WHAT TO WORK ON:
Read the lines that follow and tally those with the word "possibile"; give the number and nothing else.

EXERCISE INPUT:
★ ★ ★ ★ ★ ★ ★

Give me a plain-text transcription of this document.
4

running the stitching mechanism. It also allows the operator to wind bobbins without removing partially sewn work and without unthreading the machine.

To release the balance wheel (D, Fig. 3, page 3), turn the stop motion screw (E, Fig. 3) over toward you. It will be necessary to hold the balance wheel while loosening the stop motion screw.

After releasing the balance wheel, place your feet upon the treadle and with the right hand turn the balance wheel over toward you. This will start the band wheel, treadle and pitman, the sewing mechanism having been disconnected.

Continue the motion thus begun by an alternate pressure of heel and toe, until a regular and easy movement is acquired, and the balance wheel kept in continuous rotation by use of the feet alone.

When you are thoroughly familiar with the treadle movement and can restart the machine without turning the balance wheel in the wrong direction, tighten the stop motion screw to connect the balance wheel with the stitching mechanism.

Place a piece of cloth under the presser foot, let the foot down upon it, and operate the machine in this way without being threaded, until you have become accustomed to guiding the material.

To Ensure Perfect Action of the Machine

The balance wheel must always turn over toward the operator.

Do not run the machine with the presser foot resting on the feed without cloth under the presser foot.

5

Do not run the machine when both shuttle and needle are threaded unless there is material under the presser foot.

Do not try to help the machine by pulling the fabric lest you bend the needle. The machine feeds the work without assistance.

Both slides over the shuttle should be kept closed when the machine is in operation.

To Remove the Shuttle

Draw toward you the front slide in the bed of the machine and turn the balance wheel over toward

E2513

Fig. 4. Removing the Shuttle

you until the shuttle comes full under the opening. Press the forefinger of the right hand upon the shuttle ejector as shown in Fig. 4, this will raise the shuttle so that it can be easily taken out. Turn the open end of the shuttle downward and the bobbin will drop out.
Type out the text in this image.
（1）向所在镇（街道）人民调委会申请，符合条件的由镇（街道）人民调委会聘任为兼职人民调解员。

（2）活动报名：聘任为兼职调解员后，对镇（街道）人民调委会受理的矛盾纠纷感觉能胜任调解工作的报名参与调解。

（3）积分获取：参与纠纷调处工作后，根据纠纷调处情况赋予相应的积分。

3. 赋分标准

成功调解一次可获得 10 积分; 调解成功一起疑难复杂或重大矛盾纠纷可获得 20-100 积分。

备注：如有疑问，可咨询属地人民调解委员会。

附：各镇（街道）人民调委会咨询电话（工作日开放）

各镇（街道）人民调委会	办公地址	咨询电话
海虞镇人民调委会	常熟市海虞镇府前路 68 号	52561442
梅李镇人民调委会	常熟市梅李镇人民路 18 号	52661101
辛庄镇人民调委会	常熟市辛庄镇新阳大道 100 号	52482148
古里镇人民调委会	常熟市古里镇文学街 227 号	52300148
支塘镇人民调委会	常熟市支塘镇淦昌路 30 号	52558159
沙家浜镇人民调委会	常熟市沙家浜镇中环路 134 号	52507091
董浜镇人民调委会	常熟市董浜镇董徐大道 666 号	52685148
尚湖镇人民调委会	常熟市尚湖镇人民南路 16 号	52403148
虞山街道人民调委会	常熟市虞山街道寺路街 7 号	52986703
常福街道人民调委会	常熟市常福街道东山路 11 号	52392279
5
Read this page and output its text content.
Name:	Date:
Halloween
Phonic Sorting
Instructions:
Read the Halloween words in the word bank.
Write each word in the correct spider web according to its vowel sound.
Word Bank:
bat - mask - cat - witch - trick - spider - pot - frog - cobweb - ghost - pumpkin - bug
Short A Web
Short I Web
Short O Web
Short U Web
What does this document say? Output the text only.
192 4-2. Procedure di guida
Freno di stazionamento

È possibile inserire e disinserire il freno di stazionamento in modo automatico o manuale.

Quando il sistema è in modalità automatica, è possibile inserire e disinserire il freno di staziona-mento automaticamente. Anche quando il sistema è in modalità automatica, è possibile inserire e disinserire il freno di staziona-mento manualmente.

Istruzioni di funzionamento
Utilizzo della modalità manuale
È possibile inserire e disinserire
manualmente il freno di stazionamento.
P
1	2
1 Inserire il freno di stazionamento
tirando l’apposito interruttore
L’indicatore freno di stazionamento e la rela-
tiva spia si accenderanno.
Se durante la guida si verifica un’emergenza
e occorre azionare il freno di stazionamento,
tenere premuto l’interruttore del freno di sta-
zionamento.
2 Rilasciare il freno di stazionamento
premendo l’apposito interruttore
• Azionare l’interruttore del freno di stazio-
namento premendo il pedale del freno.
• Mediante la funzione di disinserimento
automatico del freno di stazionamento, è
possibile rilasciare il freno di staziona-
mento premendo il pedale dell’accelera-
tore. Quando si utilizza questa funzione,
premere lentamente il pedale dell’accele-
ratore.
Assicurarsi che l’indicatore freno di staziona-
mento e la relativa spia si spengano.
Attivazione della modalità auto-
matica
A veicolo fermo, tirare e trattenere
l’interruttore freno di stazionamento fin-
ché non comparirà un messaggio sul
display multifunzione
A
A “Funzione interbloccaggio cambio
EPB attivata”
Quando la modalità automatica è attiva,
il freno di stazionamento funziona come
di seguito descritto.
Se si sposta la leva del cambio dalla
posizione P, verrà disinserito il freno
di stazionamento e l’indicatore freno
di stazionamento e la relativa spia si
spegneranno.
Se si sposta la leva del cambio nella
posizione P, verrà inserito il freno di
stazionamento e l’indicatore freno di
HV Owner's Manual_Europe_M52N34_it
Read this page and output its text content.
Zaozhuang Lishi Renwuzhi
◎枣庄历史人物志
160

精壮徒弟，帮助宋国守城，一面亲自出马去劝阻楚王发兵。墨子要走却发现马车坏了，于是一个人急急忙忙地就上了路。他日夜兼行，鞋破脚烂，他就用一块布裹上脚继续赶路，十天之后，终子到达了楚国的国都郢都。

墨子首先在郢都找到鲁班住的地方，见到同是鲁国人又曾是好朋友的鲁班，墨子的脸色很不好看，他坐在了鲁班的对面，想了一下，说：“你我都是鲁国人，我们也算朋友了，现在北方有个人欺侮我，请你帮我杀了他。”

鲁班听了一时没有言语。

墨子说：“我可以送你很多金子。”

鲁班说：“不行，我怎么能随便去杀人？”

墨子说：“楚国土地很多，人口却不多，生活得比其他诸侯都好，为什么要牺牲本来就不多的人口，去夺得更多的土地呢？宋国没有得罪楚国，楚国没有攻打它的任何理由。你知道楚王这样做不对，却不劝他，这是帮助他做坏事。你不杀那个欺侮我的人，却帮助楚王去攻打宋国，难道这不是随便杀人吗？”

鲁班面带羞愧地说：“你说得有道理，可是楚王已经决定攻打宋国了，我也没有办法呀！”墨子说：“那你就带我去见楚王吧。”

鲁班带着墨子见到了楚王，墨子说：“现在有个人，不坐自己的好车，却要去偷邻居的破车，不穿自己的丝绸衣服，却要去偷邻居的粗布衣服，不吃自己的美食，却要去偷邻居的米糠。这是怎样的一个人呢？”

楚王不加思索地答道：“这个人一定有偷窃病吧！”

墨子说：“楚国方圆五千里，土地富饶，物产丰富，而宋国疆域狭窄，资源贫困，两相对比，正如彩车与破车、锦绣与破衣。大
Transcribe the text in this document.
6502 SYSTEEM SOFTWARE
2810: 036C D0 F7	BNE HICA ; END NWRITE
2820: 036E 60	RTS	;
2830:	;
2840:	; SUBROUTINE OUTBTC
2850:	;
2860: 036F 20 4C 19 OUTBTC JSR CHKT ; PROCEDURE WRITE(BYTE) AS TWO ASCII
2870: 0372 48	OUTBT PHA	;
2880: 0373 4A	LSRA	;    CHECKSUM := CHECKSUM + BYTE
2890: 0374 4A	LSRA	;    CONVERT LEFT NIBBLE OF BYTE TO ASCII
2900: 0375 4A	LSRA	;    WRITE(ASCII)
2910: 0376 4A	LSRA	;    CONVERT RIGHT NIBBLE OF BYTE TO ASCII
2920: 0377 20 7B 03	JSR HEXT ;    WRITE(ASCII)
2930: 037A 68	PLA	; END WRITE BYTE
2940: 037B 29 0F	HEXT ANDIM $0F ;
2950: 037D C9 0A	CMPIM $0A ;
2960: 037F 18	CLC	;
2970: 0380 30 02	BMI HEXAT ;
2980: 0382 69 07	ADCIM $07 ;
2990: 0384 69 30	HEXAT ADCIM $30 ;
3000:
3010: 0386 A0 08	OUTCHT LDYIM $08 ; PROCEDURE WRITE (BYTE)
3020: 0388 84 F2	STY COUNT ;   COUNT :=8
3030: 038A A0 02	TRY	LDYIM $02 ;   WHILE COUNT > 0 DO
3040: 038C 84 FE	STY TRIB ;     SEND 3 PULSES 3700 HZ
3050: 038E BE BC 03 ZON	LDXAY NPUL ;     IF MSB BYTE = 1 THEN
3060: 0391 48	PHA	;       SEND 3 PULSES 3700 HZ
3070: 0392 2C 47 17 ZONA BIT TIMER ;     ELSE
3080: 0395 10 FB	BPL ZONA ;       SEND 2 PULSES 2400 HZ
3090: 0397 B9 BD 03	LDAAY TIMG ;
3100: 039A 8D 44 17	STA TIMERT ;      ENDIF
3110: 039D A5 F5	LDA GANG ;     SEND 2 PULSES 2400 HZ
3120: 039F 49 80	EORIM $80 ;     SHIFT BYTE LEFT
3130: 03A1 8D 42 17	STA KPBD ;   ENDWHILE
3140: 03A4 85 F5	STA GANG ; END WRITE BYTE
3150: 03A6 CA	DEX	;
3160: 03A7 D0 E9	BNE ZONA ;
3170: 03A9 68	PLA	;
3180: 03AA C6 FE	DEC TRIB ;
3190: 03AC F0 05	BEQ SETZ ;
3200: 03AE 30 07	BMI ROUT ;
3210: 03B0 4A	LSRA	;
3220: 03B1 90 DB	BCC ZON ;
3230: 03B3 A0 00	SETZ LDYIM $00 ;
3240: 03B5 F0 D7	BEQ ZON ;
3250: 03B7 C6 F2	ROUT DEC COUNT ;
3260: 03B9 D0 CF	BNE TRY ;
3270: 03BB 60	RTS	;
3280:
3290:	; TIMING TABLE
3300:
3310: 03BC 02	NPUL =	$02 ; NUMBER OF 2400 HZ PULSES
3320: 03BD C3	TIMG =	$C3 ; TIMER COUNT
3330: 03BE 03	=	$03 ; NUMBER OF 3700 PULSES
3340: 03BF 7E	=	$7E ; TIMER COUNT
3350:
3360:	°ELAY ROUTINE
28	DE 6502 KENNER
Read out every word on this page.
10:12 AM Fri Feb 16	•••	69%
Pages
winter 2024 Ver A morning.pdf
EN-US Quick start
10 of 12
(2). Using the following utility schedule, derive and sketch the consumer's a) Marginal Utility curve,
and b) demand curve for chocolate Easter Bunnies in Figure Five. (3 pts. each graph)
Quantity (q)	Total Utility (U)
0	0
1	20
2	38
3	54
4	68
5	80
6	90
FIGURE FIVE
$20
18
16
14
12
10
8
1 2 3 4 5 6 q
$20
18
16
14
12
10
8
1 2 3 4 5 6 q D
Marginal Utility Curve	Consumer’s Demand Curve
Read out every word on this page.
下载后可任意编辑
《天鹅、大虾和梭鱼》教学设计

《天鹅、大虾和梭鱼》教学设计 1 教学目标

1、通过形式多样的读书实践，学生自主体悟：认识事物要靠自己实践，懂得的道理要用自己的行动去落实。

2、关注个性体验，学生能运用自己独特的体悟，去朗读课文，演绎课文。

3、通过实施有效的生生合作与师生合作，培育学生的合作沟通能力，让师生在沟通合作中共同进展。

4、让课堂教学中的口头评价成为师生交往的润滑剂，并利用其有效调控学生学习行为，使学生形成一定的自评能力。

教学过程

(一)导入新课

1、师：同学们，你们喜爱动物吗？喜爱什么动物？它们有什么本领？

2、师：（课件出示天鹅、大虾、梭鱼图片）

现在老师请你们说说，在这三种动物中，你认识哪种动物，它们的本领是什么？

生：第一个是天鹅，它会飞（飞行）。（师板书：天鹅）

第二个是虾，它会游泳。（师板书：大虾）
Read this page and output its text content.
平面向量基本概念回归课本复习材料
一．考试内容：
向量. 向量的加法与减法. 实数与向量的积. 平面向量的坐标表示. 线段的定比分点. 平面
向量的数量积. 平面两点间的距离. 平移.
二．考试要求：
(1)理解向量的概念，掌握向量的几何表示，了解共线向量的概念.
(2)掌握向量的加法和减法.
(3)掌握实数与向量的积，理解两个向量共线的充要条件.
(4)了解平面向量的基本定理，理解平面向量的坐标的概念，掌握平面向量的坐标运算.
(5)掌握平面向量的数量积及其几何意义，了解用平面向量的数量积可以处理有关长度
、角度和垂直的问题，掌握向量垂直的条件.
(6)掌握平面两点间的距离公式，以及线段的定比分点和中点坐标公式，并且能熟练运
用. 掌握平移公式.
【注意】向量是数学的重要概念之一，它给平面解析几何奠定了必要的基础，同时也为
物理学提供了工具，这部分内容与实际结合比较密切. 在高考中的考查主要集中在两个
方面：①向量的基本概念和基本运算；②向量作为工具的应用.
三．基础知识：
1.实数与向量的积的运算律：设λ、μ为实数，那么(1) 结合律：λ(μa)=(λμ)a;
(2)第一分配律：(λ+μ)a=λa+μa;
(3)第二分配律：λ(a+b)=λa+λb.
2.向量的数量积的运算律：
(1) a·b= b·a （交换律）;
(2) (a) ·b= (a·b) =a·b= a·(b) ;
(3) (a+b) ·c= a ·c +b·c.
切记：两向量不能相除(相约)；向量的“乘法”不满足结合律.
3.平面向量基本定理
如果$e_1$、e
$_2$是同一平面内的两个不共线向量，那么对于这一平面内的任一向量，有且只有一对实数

★ ★ ★ ★ ★ ★ ★

RESULT FOR THIS EXERCISE:
4